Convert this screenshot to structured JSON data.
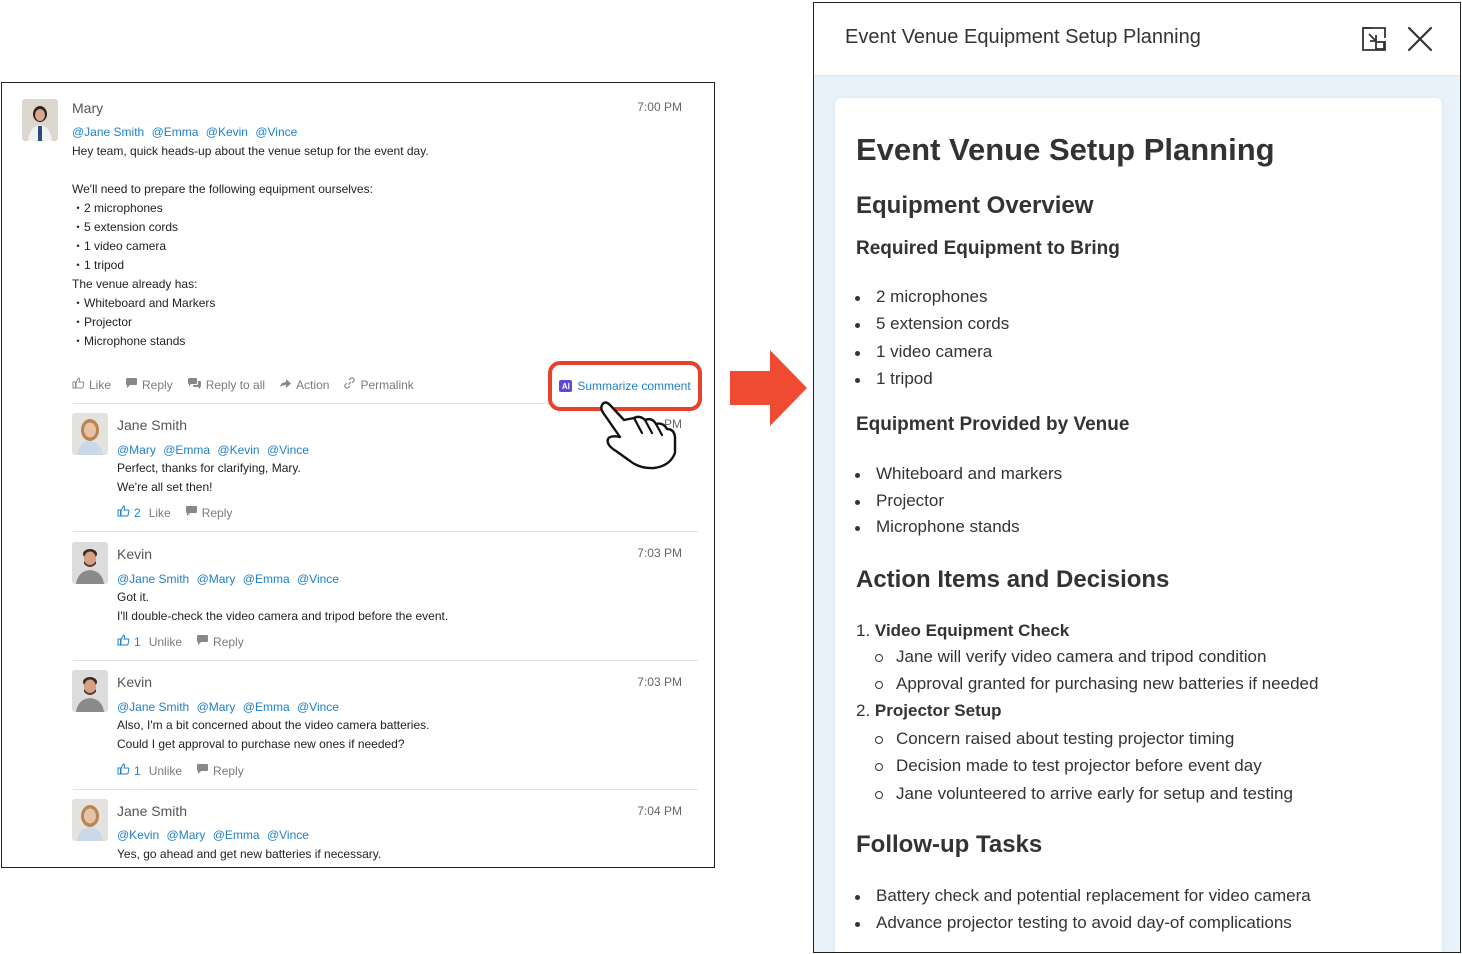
{
  "thread": {
    "comments": [
      {
        "author": "Mary",
        "time": "7:00 PM",
        "mentions": [
          "@Jane Smith",
          "@Emma",
          "@Kevin",
          "@Vince"
        ],
        "lines": [
          "Hey team, quick heads-up about the venue setup for the event day.",
          "",
          "We'll need to prepare the following equipment ourselves:",
          "・2 microphones",
          "・5 extension cords",
          "・1 video camera",
          "・1 tripod",
          "The venue already has:",
          "・Whiteboard and Markers",
          "・Projector",
          "・Microphone stands"
        ],
        "actions": {
          "like": "Like",
          "reply": "Reply",
          "reply_all": "Reply to all",
          "action": "Action",
          "permalink": "Permalink"
        }
      },
      {
        "author": "Jane Smith",
        "time": "PM",
        "mentions": [
          "@Mary",
          "@Emma",
          "@Kevin",
          "@Vince"
        ],
        "lines": [
          "Perfect, thanks for clarifying, Mary.",
          "We're all set then!"
        ],
        "like_count": "2",
        "like_label": "Like",
        "reply_label": "Reply"
      },
      {
        "author": "Kevin",
        "time": "7:03 PM",
        "mentions": [
          "@Jane Smith",
          "@Mary",
          "@Emma",
          "@Vince"
        ],
        "lines": [
          "Got it.",
          "I'll double-check the video camera and tripod before the event."
        ],
        "like_count": "1",
        "like_label": "Unlike",
        "reply_label": "Reply"
      },
      {
        "author": "Kevin",
        "time": "7:03 PM",
        "mentions": [
          "@Jane Smith",
          "@Mary",
          "@Emma",
          "@Vince"
        ],
        "lines": [
          "Also, I'm a bit concerned about the video camera batteries.",
          "Could I get approval to purchase new ones if needed?"
        ],
        "like_count": "1",
        "like_label": "Unlike",
        "reply_label": "Reply"
      },
      {
        "author": "Jane Smith",
        "time": "7:04 PM",
        "mentions": [
          "@Kevin",
          "@Mary",
          "@Emma",
          "@Vince"
        ],
        "lines": [
          "Yes, go ahead and get new batteries if necessary."
        ]
      }
    ],
    "summarize": {
      "ai_badge": "AI",
      "label": "Summarize comment"
    }
  },
  "panel": {
    "title": "Event Venue Equipment Setup Planning",
    "doc": {
      "title": "Event Venue Setup Planning",
      "equipment_overview": "Equipment Overview",
      "required_heading": "Required Equipment to Bring",
      "required_items": [
        "2 microphones",
        "5 extension cords",
        "1 video camera",
        "1 tripod"
      ],
      "venue_heading": "Equipment Provided by Venue",
      "venue_items": [
        "Whiteboard and markers",
        "Projector",
        "Microphone stands"
      ],
      "actions_heading": "Action Items and Decisions",
      "action_groups": [
        {
          "num": "1.",
          "title": "Video Equipment Check",
          "items": [
            "Jane will verify video camera and tripod condition",
            "Approval granted for purchasing new batteries if needed"
          ]
        },
        {
          "num": "2.",
          "title": "Projector Setup",
          "items": [
            "Concern raised about testing projector timing",
            "Decision made to test projector before event day",
            "Jane volunteered to arrive early for setup and testing"
          ]
        }
      ],
      "followup_heading": "Follow-up Tasks",
      "followup_items": [
        "Battery check and potential replacement for video camera",
        "Advance projector testing to avoid day-of complications"
      ]
    }
  },
  "colors": {
    "mention": "#1f7fc9",
    "highlight": "#e8412c",
    "arrow": "#ef4b32",
    "ai_badge": "#5b4bd6",
    "panel_bg": "#e8f2fb"
  },
  "icons": {
    "like": "thumbs-up-icon",
    "reply": "speech-bubble-icon",
    "action": "arrow-forward-icon",
    "permalink": "link-icon",
    "expand": "shrink-window-icon",
    "close": "close-icon",
    "pointer": "hand-pointer-icon"
  }
}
□ □ □ □ □
- _Task directions_
Return every line containing "testing".

- _Output_
            "Concern raised about testing projector timing",
            "Jane volunteered to arrive early for setup and testing"
        "Advance projector testing to avoid day-of complications"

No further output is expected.